- [What is expected] Reproduce the entries exactly.

- [Material shown]
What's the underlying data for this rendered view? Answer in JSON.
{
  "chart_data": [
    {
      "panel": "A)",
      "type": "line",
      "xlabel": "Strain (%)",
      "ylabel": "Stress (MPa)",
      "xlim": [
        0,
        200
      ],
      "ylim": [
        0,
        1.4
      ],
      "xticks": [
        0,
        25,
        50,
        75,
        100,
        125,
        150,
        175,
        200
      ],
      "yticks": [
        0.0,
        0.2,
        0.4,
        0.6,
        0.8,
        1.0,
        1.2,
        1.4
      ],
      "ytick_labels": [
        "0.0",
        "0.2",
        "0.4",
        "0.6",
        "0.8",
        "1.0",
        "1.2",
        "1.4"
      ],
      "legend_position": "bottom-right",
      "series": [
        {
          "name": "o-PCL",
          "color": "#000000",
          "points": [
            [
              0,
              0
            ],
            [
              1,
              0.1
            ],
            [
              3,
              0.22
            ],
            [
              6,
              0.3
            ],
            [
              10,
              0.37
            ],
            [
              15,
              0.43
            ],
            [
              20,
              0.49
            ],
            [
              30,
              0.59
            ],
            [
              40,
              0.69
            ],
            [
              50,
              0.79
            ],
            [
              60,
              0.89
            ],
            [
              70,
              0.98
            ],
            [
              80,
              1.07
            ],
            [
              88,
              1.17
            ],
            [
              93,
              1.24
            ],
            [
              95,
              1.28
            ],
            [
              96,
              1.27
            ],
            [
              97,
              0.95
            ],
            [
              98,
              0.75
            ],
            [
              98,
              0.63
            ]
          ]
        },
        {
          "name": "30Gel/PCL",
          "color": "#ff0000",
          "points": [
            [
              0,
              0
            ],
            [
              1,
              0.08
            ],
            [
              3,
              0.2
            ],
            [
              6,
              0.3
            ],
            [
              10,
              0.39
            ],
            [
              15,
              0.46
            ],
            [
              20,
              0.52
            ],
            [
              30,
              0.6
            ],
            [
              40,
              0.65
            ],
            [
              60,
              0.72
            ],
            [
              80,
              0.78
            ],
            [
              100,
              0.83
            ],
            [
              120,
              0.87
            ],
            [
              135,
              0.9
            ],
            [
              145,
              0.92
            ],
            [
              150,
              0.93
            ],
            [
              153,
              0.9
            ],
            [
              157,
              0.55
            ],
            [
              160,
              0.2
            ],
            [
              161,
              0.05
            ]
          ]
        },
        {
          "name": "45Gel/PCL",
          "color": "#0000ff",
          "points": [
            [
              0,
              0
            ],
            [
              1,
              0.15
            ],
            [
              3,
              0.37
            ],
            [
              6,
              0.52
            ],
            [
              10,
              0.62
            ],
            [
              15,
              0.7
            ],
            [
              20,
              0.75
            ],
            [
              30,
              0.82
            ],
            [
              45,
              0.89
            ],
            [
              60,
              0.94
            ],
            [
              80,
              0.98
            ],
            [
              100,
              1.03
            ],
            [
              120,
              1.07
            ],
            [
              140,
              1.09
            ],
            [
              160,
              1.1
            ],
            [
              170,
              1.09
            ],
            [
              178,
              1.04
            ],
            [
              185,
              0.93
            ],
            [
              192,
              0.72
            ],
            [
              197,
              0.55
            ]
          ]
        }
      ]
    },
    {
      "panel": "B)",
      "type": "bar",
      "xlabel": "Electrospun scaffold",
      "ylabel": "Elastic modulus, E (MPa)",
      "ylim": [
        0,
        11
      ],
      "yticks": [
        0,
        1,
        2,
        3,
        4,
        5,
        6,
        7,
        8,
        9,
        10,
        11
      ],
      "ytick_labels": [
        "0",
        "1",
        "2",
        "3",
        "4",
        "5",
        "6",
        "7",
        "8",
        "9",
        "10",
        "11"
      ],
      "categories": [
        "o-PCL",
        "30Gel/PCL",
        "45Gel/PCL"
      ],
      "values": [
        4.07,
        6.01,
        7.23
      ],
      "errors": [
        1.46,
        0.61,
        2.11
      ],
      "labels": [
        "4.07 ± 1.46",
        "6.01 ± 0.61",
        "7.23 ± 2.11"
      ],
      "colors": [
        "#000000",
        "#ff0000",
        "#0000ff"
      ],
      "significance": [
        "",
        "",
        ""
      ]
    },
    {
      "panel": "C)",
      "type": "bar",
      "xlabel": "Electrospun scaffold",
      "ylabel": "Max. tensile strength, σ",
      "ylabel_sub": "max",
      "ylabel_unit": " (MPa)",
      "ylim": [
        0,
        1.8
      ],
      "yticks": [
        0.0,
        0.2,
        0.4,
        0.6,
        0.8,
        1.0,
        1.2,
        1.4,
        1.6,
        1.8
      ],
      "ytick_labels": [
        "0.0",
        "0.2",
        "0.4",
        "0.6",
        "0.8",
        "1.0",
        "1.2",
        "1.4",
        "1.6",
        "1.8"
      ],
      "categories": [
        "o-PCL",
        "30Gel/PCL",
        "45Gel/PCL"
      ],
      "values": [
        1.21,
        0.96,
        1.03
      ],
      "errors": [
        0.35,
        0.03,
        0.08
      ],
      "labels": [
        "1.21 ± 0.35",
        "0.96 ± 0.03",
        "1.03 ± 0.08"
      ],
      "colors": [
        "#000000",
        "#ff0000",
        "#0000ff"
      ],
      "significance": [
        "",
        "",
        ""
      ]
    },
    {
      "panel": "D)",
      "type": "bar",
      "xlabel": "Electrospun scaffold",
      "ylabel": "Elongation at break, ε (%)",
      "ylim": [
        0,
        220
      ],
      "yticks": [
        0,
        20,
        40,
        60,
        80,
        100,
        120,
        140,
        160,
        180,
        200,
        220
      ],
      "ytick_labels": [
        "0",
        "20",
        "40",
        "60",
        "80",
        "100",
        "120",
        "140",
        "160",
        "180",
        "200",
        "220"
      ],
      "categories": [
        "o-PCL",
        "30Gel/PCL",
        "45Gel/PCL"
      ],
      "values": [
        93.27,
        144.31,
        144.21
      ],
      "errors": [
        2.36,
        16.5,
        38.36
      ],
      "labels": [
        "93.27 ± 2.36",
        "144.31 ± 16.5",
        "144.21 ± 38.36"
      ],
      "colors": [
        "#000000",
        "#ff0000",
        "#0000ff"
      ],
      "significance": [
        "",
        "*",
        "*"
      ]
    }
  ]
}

- [Final answer]
What's the underlying data for this rendered view? Answer in JSON.
{
  "chart_data": [
    {
      "panel": "A)",
      "type": "line",
      "xlabel": "Strain (%)",
      "ylabel": "Stress (MPa)",
      "xlim": [
        0,
        200
      ],
      "ylim": [
        0,
        1.4
      ],
      "xticks": [
        0,
        25,
        50,
        75,
        100,
        125,
        150,
        175,
        200
      ],
      "yticks": [
        0.0,
        0.2,
        0.4,
        0.6,
        0.8,
        1.0,
        1.2,
        1.4
      ],
      "ytick_labels": [
        "0.0",
        "0.2",
        "0.4",
        "0.6",
        "0.8",
        "1.0",
        "1.2",
        "1.4"
      ],
      "legend_position": "bottom-right",
      "series": [
        {
          "name": "o-PCL",
          "color": "#000000",
          "points": [
            [
              0,
              0
            ],
            [
              1,
              0.1
            ],
            [
              3,
              0.22
            ],
            [
              6,
              0.3
            ],
            [
              10,
              0.37
            ],
            [
              15,
              0.43
            ],
            [
              20,
              0.49
            ],
            [
              30,
              0.59
            ],
            [
              40,
              0.69
            ],
            [
              50,
              0.79
            ],
            [
              60,
              0.89
            ],
            [
              70,
              0.98
            ],
            [
              80,
              1.07
            ],
            [
              88,
              1.17
            ],
            [
              93,
              1.24
            ],
            [
              95,
              1.28
            ],
            [
              96,
              1.27
            ],
            [
              97,
              0.95
            ],
            [
              98,
              0.75
            ],
            [
              98,
              0.63
            ]
          ]
        },
        {
          "name": "30Gel/PCL",
          "color": "#ff0000",
          "points": [
            [
              0,
              0
            ],
            [
              1,
              0.08
            ],
            [
              3,
              0.2
            ],
            [
              6,
              0.3
            ],
            [
              10,
              0.39
            ],
            [
              15,
              0.46
            ],
            [
              20,
              0.52
            ],
            [
              30,
              0.6
            ],
            [
              40,
              0.65
            ],
            [
              60,
              0.72
            ],
            [
              80,
              0.78
            ],
            [
              100,
              0.83
            ],
            [
              120,
              0.87
            ],
            [
              135,
              0.9
            ],
            [
              145,
              0.92
            ],
            [
              150,
              0.93
            ],
            [
              153,
              0.9
            ],
            [
              157,
              0.55
            ],
            [
              160,
              0.2
            ],
            [
              161,
              0.05
            ]
          ]
        },
        {
          "name": "45Gel/PCL",
          "color": "#0000ff",
          "points": [
            [
              0,
              0
            ],
            [
              1,
              0.15
            ],
            [
              3,
              0.37
            ],
            [
              6,
              0.52
            ],
            [
              10,
              0.62
            ],
            [
              15,
              0.7
            ],
            [
              20,
              0.75
            ],
            [
              30,
              0.82
            ],
            [
              45,
              0.89
            ],
            [
              60,
              0.94
            ],
            [
              80,
              0.98
            ],
            [
              100,
              1.03
            ],
            [
              120,
              1.07
            ],
            [
              140,
              1.09
            ],
            [
              160,
              1.1
            ],
            [
              170,
              1.09
            ],
            [
              178,
              1.04
            ],
            [
              185,
              0.93
            ],
            [
              192,
              0.72
            ],
            [
              197,
              0.55
            ]
          ]
        }
      ]
    },
    {
      "panel": "B)",
      "type": "bar",
      "xlabel": "Electrospun scaffold",
      "ylabel": "Elastic modulus, E (MPa)",
      "ylim": [
        0,
        11
      ],
      "yticks": [
        0,
        1,
        2,
        3,
        4,
        5,
        6,
        7,
        8,
        9,
        10,
        11
      ],
      "ytick_labels": [
        "0",
        "1",
        "2",
        "3",
        "4",
        "5",
        "6",
        "7",
        "8",
        "9",
        "10",
        "11"
      ],
      "categories": [
        "o-PCL",
        "30Gel/PCL",
        "45Gel/PCL"
      ],
      "values": [
        4.07,
        6.01,
        7.23
      ],
      "errors": [
        1.46,
        0.61,
        2.11
      ],
      "labels": [
        "4.07 ± 1.46",
        "6.01 ± 0.61",
        "7.23 ± 2.11"
      ],
      "colors": [
        "#000000",
        "#ff0000",
        "#0000ff"
      ],
      "significance": [
        "",
        "",
        ""
      ]
    },
    {
      "panel": "C)",
      "type": "bar",
      "xlabel": "Electrospun scaffold",
      "ylabel": "Max. tensile strength, σ",
      "ylabel_sub": "max",
      "ylabel_unit": " (MPa)",
      "ylim": [
        0,
        1.8
      ],
      "yticks": [
        0.0,
        0.2,
        0.4,
        0.6,
        0.8,
        1.0,
        1.2,
        1.4,
        1.6,
        1.8
      ],
      "ytick_labels": [
        "0.0",
        "0.2",
        "0.4",
        "0.6",
        "0.8",
        "1.0",
        "1.2",
        "1.4",
        "1.6",
        "1.8"
      ],
      "categories": [
        "o-PCL",
        "30Gel/PCL",
        "45Gel/PCL"
      ],
      "values": [
        1.21,
        0.96,
        1.03
      ],
      "errors": [
        0.35,
        0.03,
        0.08
      ],
      "labels": [
        "1.21 ± 0.35",
        "0.96 ± 0.03",
        "1.03 ± 0.08"
      ],
      "colors": [
        "#000000",
        "#ff0000",
        "#0000ff"
      ],
      "significance": [
        "",
        "",
        ""
      ]
    },
    {
      "panel": "D)",
      "type": "bar",
      "xlabel": "Electrospun scaffold",
      "ylabel": "Elongation at break, ε (%)",
      "ylim": [
        0,
        220
      ],
      "yticks": [
        0,
        20,
        40,
        60,
        80,
        100,
        120,
        140,
        160,
        180,
        200,
        220
      ],
      "ytick_labels": [
        "0",
        "20",
        "40",
        "60",
        "80",
        "100",
        "120",
        "140",
        "160",
        "180",
        "200",
        "220"
      ],
      "categories": [
        "o-PCL",
        "30Gel/PCL",
        "45Gel/PCL"
      ],
      "values": [
        93.27,
        144.31,
        144.21
      ],
      "errors": [
        2.36,
        16.5,
        38.36
      ],
      "labels": [
        "93.27 ± 2.36",
        "144.31 ± 16.5",
        "144.21 ± 38.36"
      ],
      "colors": [
        "#000000",
        "#ff0000",
        "#0000ff"
      ],
      "significance": [
        "",
        "*",
        "*"
      ]
    }
  ]
}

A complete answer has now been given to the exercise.